STATED PROBLEM
Begin at the line that holds "Read all visible content and emit it as JSON." and copy each line exactly until the data below ends, including that last line but no pictures.

* Start THE INPUT *

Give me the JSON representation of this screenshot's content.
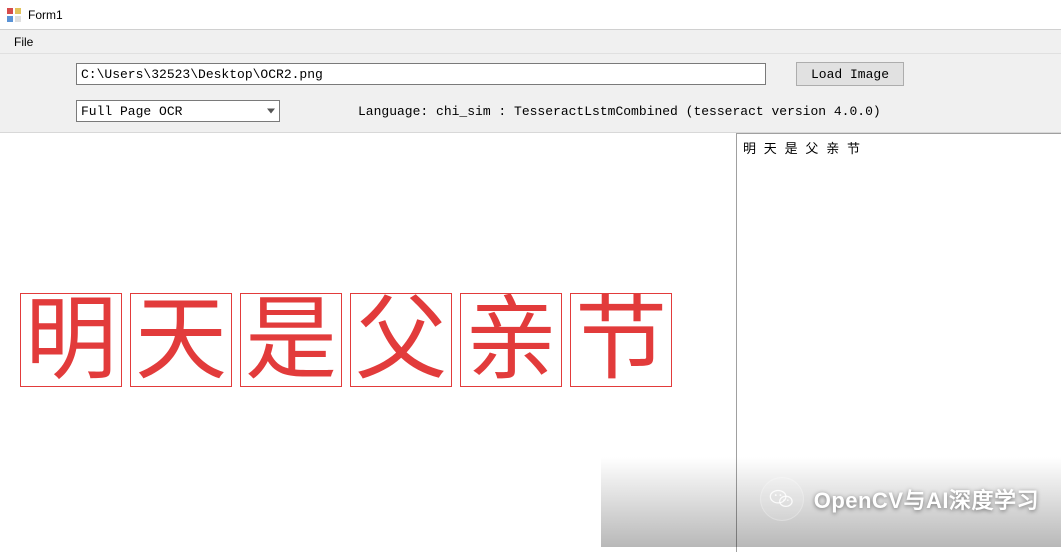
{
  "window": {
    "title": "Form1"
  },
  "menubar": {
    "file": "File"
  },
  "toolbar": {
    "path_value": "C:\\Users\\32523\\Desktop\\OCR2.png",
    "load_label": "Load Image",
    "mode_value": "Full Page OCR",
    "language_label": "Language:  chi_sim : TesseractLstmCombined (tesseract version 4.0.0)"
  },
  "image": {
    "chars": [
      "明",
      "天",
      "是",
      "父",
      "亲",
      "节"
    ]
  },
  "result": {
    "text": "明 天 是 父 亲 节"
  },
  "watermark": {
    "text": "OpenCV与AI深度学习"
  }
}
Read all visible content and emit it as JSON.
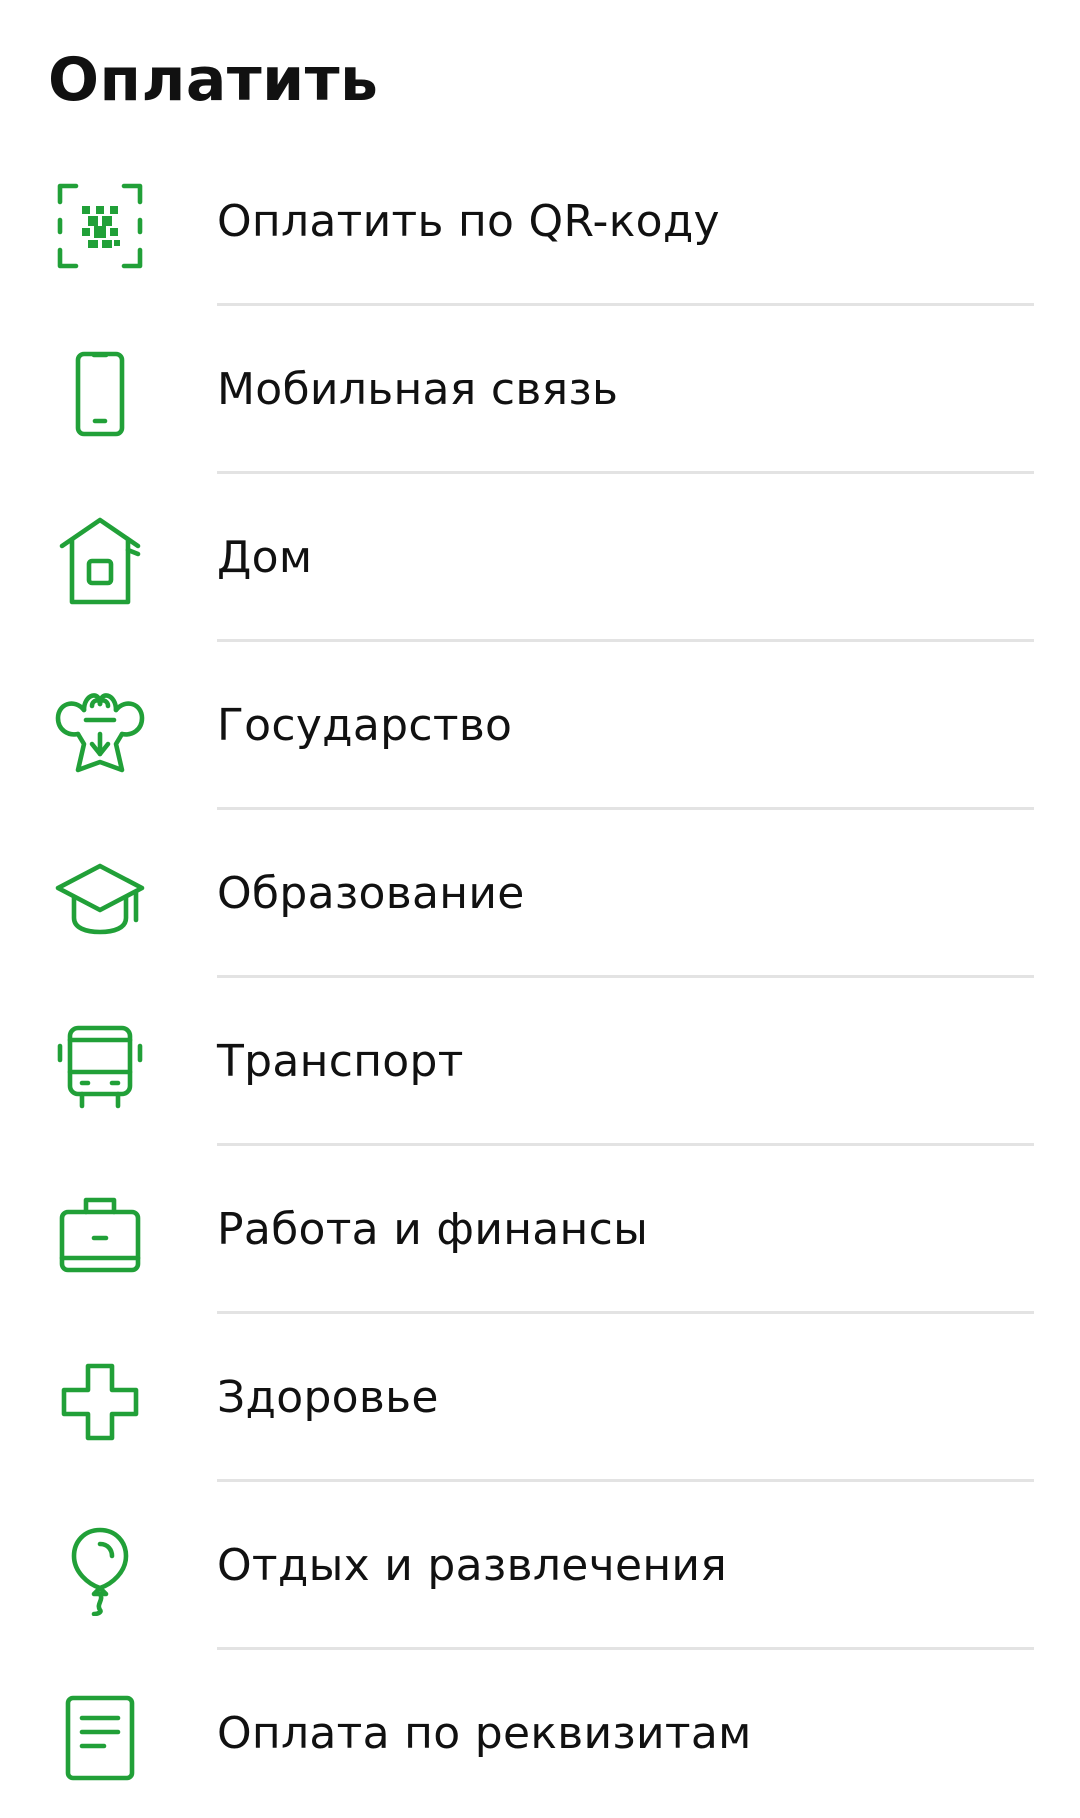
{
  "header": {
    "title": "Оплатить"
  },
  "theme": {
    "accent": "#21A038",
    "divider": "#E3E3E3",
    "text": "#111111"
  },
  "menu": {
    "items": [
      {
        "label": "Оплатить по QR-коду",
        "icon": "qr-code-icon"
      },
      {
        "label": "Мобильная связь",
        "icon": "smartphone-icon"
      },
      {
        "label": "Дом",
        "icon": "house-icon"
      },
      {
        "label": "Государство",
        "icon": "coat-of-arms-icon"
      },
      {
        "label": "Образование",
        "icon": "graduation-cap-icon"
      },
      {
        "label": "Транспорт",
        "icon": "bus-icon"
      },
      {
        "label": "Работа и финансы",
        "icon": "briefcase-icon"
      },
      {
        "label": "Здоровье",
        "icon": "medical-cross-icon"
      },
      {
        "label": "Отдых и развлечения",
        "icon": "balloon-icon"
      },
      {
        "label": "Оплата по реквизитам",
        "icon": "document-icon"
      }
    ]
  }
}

* End THE INPUT *

SOLUTION TO THIS PROBLEM
Read all visible content and emit it as JSON.
{
  "header": {
    "title": "Оплатить"
  },
  "theme": {
    "accent": "#21A038",
    "divider": "#E3E3E3",
    "text": "#111111"
  },
  "menu": {
    "items": [
      {
        "label": "Оплатить по QR-коду",
        "icon": "qr-code-icon"
      },
      {
        "label": "Мобильная связь",
        "icon": "smartphone-icon"
      },
      {
        "label": "Дом",
        "icon": "house-icon"
      },
      {
        "label": "Государство",
        "icon": "coat-of-arms-icon"
      },
      {
        "label": "Образование",
        "icon": "graduation-cap-icon"
      },
      {
        "label": "Транспорт",
        "icon": "bus-icon"
      },
      {
        "label": "Работа и финансы",
        "icon": "briefcase-icon"
      },
      {
        "label": "Здоровье",
        "icon": "medical-cross-icon"
      },
      {
        "label": "Отдых и развлечения",
        "icon": "balloon-icon"
      },
      {
        "label": "Оплата по реквизитам",
        "icon": "document-icon"
      }
    ]
  }
}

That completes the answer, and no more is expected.